## WHAT YOU ARE ASKED TO DO
Here are records with pictures in them. Copy all of them exactly and leave the pictures out.

* Start *

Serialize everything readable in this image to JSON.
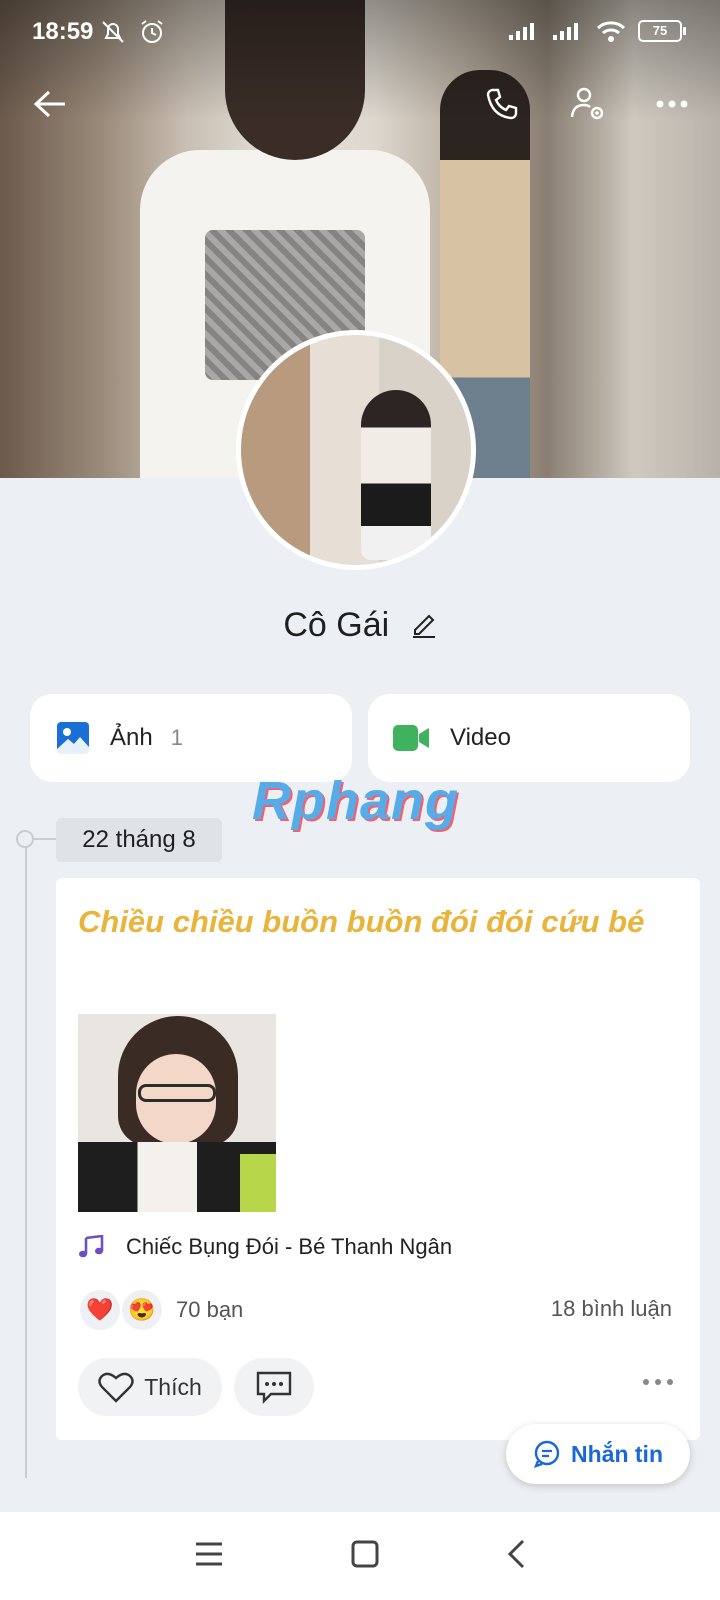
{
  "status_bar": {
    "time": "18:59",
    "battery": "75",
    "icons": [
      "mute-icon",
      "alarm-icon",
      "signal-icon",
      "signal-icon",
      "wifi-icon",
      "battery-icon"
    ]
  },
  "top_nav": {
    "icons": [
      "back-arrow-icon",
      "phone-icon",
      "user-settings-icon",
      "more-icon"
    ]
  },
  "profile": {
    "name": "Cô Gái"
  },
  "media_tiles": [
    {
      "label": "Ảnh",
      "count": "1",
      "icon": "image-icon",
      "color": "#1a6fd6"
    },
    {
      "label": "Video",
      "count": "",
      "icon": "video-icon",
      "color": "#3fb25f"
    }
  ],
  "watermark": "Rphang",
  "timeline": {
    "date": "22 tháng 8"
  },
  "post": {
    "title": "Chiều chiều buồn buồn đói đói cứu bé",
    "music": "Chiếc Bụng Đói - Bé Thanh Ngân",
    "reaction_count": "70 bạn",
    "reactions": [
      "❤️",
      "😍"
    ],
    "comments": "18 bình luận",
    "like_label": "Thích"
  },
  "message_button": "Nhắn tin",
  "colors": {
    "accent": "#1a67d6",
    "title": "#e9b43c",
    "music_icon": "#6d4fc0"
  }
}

* End *

## SOLUTION TO THIS PROBLEM
Serialize everything readable in this image to JSON.
{
  "status_bar": {
    "time": "18:59",
    "battery": "75",
    "icons": [
      "mute-icon",
      "alarm-icon",
      "signal-icon",
      "signal-icon",
      "wifi-icon",
      "battery-icon"
    ]
  },
  "top_nav": {
    "icons": [
      "back-arrow-icon",
      "phone-icon",
      "user-settings-icon",
      "more-icon"
    ]
  },
  "profile": {
    "name": "Cô Gái"
  },
  "media_tiles": [
    {
      "label": "Ảnh",
      "count": "1",
      "icon": "image-icon",
      "color": "#1a6fd6"
    },
    {
      "label": "Video",
      "count": "",
      "icon": "video-icon",
      "color": "#3fb25f"
    }
  ],
  "watermark": "Rphang",
  "timeline": {
    "date": "22 tháng 8"
  },
  "post": {
    "title": "Chiều chiều buồn buồn đói đói cứu bé",
    "music": "Chiếc Bụng Đói - Bé Thanh Ngân",
    "reaction_count": "70 bạn",
    "reactions": [
      "❤️",
      "😍"
    ],
    "comments": "18 bình luận",
    "like_label": "Thích"
  },
  "message_button": "Nhắn tin",
  "colors": {
    "accent": "#1a67d6",
    "title": "#e9b43c",
    "music_icon": "#6d4fc0"
  }
}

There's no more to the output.